_Your goal_
Quote, without change, all of the lines that follow.

-*-

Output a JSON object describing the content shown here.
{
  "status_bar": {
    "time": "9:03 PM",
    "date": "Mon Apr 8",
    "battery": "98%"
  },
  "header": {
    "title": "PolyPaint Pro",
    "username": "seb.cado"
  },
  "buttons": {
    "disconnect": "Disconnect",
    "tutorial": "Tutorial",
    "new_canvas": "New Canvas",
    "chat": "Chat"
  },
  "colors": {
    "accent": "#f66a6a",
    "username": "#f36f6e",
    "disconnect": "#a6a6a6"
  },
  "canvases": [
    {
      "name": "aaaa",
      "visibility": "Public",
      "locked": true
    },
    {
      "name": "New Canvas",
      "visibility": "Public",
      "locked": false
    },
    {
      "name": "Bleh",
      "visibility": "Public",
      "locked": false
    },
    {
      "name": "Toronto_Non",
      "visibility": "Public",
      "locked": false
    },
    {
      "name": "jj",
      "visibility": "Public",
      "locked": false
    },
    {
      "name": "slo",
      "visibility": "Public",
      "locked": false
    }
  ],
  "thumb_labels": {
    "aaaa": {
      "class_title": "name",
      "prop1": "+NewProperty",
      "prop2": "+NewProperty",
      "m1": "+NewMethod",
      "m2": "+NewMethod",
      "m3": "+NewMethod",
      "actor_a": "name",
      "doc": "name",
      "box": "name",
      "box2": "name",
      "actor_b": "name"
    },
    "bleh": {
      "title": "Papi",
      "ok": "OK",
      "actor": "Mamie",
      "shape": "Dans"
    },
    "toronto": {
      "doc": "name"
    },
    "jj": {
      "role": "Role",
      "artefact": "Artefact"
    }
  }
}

-*-

_Task solution_
Output a JSON object describing the content shown here.
{
  "status_bar": {
    "time": "9:03 PM",
    "date": "Mon Apr 8",
    "battery": "98%"
  },
  "header": {
    "title": "PolyPaint Pro",
    "username": "seb.cado"
  },
  "buttons": {
    "disconnect": "Disconnect",
    "tutorial": "Tutorial",
    "new_canvas": "New Canvas",
    "chat": "Chat"
  },
  "colors": {
    "accent": "#f66a6a",
    "username": "#f36f6e",
    "disconnect": "#a6a6a6"
  },
  "canvases": [
    {
      "name": "aaaa",
      "visibility": "Public",
      "locked": true
    },
    {
      "name": "New Canvas",
      "visibility": "Public",
      "locked": false
    },
    {
      "name": "Bleh",
      "visibility": "Public",
      "locked": false
    },
    {
      "name": "Toronto_Non",
      "visibility": "Public",
      "locked": false
    },
    {
      "name": "jj",
      "visibility": "Public",
      "locked": false
    },
    {
      "name": "slo",
      "visibility": "Public",
      "locked": false
    }
  ],
  "thumb_labels": {
    "aaaa": {
      "class_title": "name",
      "prop1": "+NewProperty",
      "prop2": "+NewProperty",
      "m1": "+NewMethod",
      "m2": "+NewMethod",
      "m3": "+NewMethod",
      "actor_a": "name",
      "doc": "name",
      "box": "name",
      "box2": "name",
      "actor_b": "name"
    },
    "bleh": {
      "title": "Papi",
      "ok": "OK",
      "actor": "Mamie",
      "shape": "Dans"
    },
    "toronto": {
      "doc": "name"
    },
    "jj": {
      "role": "Role",
      "artefact": "Artefact"
    }
  }
}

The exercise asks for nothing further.